Stored data
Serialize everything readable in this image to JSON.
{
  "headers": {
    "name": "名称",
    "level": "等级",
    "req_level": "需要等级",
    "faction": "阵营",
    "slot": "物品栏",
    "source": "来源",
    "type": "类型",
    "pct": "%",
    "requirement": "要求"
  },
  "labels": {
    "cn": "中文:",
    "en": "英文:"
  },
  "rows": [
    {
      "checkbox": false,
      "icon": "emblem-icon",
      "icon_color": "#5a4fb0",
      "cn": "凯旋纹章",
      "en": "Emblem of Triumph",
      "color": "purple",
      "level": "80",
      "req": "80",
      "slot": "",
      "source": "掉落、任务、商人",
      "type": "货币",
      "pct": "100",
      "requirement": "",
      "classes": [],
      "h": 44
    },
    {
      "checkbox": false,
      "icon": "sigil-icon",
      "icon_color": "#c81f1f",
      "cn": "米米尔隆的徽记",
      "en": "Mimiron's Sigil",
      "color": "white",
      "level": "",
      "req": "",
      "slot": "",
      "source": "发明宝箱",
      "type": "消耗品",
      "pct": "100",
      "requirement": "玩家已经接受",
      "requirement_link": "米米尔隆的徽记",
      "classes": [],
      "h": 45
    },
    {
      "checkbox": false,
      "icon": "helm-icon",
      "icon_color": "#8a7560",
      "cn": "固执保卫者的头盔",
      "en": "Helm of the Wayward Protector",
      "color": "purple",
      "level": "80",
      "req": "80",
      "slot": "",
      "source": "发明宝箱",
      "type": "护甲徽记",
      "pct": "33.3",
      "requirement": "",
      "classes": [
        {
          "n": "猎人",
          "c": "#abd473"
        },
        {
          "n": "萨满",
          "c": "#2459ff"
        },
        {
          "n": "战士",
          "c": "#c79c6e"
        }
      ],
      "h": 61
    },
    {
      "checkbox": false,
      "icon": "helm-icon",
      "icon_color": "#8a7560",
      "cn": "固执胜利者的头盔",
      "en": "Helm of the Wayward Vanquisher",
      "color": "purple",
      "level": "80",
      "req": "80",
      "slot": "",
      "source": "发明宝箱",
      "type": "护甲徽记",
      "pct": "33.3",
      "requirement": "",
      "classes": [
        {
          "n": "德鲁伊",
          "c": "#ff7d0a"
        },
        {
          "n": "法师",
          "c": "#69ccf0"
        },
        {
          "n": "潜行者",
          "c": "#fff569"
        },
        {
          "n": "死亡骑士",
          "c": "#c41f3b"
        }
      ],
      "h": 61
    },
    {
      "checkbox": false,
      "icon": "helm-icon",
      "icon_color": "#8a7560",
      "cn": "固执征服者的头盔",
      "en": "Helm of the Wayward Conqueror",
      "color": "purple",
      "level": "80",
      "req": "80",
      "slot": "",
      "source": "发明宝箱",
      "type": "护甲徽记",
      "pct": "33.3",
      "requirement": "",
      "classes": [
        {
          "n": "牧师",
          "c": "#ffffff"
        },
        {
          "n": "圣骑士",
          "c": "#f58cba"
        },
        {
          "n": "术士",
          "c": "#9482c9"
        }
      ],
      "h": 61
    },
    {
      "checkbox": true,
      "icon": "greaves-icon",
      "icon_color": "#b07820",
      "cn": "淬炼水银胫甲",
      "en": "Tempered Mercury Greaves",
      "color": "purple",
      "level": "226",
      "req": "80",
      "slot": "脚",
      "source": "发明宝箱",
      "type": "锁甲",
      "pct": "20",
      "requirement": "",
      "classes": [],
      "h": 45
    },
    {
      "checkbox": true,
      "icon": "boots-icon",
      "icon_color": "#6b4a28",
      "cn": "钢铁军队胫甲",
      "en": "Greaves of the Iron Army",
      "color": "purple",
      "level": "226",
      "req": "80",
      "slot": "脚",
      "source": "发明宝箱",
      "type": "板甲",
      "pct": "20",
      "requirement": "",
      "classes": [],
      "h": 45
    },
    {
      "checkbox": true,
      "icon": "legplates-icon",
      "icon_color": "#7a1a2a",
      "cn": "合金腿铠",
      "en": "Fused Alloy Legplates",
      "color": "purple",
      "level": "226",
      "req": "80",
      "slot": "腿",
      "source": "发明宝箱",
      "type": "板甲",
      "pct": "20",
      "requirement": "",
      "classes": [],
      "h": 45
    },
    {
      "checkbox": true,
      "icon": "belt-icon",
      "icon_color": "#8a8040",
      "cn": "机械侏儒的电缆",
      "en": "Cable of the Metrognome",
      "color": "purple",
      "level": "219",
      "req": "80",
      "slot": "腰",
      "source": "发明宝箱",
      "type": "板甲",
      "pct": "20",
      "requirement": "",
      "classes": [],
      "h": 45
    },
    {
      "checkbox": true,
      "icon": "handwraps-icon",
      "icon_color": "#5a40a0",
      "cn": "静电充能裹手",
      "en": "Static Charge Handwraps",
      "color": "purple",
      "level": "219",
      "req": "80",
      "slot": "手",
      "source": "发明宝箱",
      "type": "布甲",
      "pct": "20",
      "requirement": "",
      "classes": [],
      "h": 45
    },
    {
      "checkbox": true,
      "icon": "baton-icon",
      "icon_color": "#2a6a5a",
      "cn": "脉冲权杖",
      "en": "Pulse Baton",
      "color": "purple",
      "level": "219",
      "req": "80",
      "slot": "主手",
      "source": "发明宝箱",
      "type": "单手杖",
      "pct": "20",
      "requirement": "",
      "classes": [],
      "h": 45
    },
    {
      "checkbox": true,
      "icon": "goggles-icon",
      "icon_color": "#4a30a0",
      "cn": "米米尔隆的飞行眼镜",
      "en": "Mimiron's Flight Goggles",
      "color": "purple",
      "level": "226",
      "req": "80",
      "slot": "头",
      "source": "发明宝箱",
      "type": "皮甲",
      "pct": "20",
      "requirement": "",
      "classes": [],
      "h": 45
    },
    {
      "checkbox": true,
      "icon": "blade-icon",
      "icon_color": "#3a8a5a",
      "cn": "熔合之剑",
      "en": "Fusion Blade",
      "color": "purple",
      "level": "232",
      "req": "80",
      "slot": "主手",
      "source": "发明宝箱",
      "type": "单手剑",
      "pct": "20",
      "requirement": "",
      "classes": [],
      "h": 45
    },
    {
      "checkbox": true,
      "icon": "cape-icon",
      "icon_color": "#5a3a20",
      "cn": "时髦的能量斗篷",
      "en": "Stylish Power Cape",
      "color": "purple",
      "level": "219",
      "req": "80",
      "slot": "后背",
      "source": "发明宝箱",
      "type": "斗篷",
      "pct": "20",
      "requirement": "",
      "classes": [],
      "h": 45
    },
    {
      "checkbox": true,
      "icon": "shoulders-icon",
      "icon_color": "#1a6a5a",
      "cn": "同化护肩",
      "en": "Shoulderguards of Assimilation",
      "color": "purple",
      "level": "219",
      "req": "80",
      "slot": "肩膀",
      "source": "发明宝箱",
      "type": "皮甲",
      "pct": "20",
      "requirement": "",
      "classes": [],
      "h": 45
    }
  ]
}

▶ _WHAT IS NEEDED_
All records above must be set down exactly, please.

▶ _CORRECT RESPONSE_
Serialize everything readable in this image to JSON.
{
  "headers": {
    "name": "名称",
    "level": "等级",
    "req_level": "需要等级",
    "faction": "阵营",
    "slot": "物品栏",
    "source": "来源",
    "type": "类型",
    "pct": "%",
    "requirement": "要求"
  },
  "labels": {
    "cn": "中文:",
    "en": "英文:"
  },
  "rows": [
    {
      "checkbox": false,
      "icon": "emblem-icon",
      "icon_color": "#5a4fb0",
      "cn": "凯旋纹章",
      "en": "Emblem of Triumph",
      "color": "purple",
      "level": "80",
      "req": "80",
      "slot": "",
      "source": "掉落、任务、商人",
      "type": "货币",
      "pct": "100",
      "requirement": "",
      "classes": [],
      "h": 44
    },
    {
      "checkbox": false,
      "icon": "sigil-icon",
      "icon_color": "#c81f1f",
      "cn": "米米尔隆的徽记",
      "en": "Mimiron's Sigil",
      "color": "white",
      "level": "",
      "req": "",
      "slot": "",
      "source": "发明宝箱",
      "type": "消耗品",
      "pct": "100",
      "requirement": "玩家已经接受",
      "requirement_link": "米米尔隆的徽记",
      "classes": [],
      "h": 45
    },
    {
      "checkbox": false,
      "icon": "helm-icon",
      "icon_color": "#8a7560",
      "cn": "固执保卫者的头盔",
      "en": "Helm of the Wayward Protector",
      "color": "purple",
      "level": "80",
      "req": "80",
      "slot": "",
      "source": "发明宝箱",
      "type": "护甲徽记",
      "pct": "33.3",
      "requirement": "",
      "classes": [
        {
          "n": "猎人",
          "c": "#abd473"
        },
        {
          "n": "萨满",
          "c": "#2459ff"
        },
        {
          "n": "战士",
          "c": "#c79c6e"
        }
      ],
      "h": 61
    },
    {
      "checkbox": false,
      "icon": "helm-icon",
      "icon_color": "#8a7560",
      "cn": "固执胜利者的头盔",
      "en": "Helm of the Wayward Vanquisher",
      "color": "purple",
      "level": "80",
      "req": "80",
      "slot": "",
      "source": "发明宝箱",
      "type": "护甲徽记",
      "pct": "33.3",
      "requirement": "",
      "classes": [
        {
          "n": "德鲁伊",
          "c": "#ff7d0a"
        },
        {
          "n": "法师",
          "c": "#69ccf0"
        },
        {
          "n": "潜行者",
          "c": "#fff569"
        },
        {
          "n": "死亡骑士",
          "c": "#c41f3b"
        }
      ],
      "h": 61
    },
    {
      "checkbox": false,
      "icon": "helm-icon",
      "icon_color": "#8a7560",
      "cn": "固执征服者的头盔",
      "en": "Helm of the Wayward Conqueror",
      "color": "purple",
      "level": "80",
      "req": "80",
      "slot": "",
      "source": "发明宝箱",
      "type": "护甲徽记",
      "pct": "33.3",
      "requirement": "",
      "classes": [
        {
          "n": "牧师",
          "c": "#ffffff"
        },
        {
          "n": "圣骑士",
          "c": "#f58cba"
        },
        {
          "n": "术士",
          "c": "#9482c9"
        }
      ],
      "h": 61
    },
    {
      "checkbox": true,
      "icon": "greaves-icon",
      "icon_color": "#b07820",
      "cn": "淬炼水银胫甲",
      "en": "Tempered Mercury Greaves",
      "color": "purple",
      "level": "226",
      "req": "80",
      "slot": "脚",
      "source": "发明宝箱",
      "type": "锁甲",
      "pct": "20",
      "requirement": "",
      "classes": [],
      "h": 45
    },
    {
      "checkbox": true,
      "icon": "boots-icon",
      "icon_color": "#6b4a28",
      "cn": "钢铁军队胫甲",
      "en": "Greaves of the Iron Army",
      "color": "purple",
      "level": "226",
      "req": "80",
      "slot": "脚",
      "source": "发明宝箱",
      "type": "板甲",
      "pct": "20",
      "requirement": "",
      "classes": [],
      "h": 45
    },
    {
      "checkbox": true,
      "icon": "legplates-icon",
      "icon_color": "#7a1a2a",
      "cn": "合金腿铠",
      "en": "Fused Alloy Legplates",
      "color": "purple",
      "level": "226",
      "req": "80",
      "slot": "腿",
      "source": "发明宝箱",
      "type": "板甲",
      "pct": "20",
      "requirement": "",
      "classes": [],
      "h": 45
    },
    {
      "checkbox": true,
      "icon": "belt-icon",
      "icon_color": "#8a8040",
      "cn": "机械侏儒的电缆",
      "en": "Cable of the Metrognome",
      "color": "purple",
      "level": "219",
      "req": "80",
      "slot": "腰",
      "source": "发明宝箱",
      "type": "板甲",
      "pct": "20",
      "requirement": "",
      "classes": [],
      "h": 45
    },
    {
      "checkbox": true,
      "icon": "handwraps-icon",
      "icon_color": "#5a40a0",
      "cn": "静电充能裹手",
      "en": "Static Charge Handwraps",
      "color": "purple",
      "level": "219",
      "req": "80",
      "slot": "手",
      "source": "发明宝箱",
      "type": "布甲",
      "pct": "20",
      "requirement": "",
      "classes": [],
      "h": 45
    },
    {
      "checkbox": true,
      "icon": "baton-icon",
      "icon_color": "#2a6a5a",
      "cn": "脉冲权杖",
      "en": "Pulse Baton",
      "color": "purple",
      "level": "219",
      "req": "80",
      "slot": "主手",
      "source": "发明宝箱",
      "type": "单手杖",
      "pct": "20",
      "requirement": "",
      "classes": [],
      "h": 45
    },
    {
      "checkbox": true,
      "icon": "goggles-icon",
      "icon_color": "#4a30a0",
      "cn": "米米尔隆的飞行眼镜",
      "en": "Mimiron's Flight Goggles",
      "color": "purple",
      "level": "226",
      "req": "80",
      "slot": "头",
      "source": "发明宝箱",
      "type": "皮甲",
      "pct": "20",
      "requirement": "",
      "classes": [],
      "h": 45
    },
    {
      "checkbox": true,
      "icon": "blade-icon",
      "icon_color": "#3a8a5a",
      "cn": "熔合之剑",
      "en": "Fusion Blade",
      "color": "purple",
      "level": "232",
      "req": "80",
      "slot": "主手",
      "source": "发明宝箱",
      "type": "单手剑",
      "pct": "20",
      "requirement": "",
      "classes": [],
      "h": 45
    },
    {
      "checkbox": true,
      "icon": "cape-icon",
      "icon_color": "#5a3a20",
      "cn": "时髦的能量斗篷",
      "en": "Stylish Power Cape",
      "color": "purple",
      "level": "219",
      "req": "80",
      "slot": "后背",
      "source": "发明宝箱",
      "type": "斗篷",
      "pct": "20",
      "requirement": "",
      "classes": [],
      "h": 45
    },
    {
      "checkbox": true,
      "icon": "shoulders-icon",
      "icon_color": "#1a6a5a",
      "cn": "同化护肩",
      "en": "Shoulderguards of Assimilation",
      "color": "purple",
      "level": "219",
      "req": "80",
      "slot": "肩膀",
      "source": "发明宝箱",
      "type": "皮甲",
      "pct": "20",
      "requirement": "",
      "classes": [],
      "h": 45
    }
  ]
}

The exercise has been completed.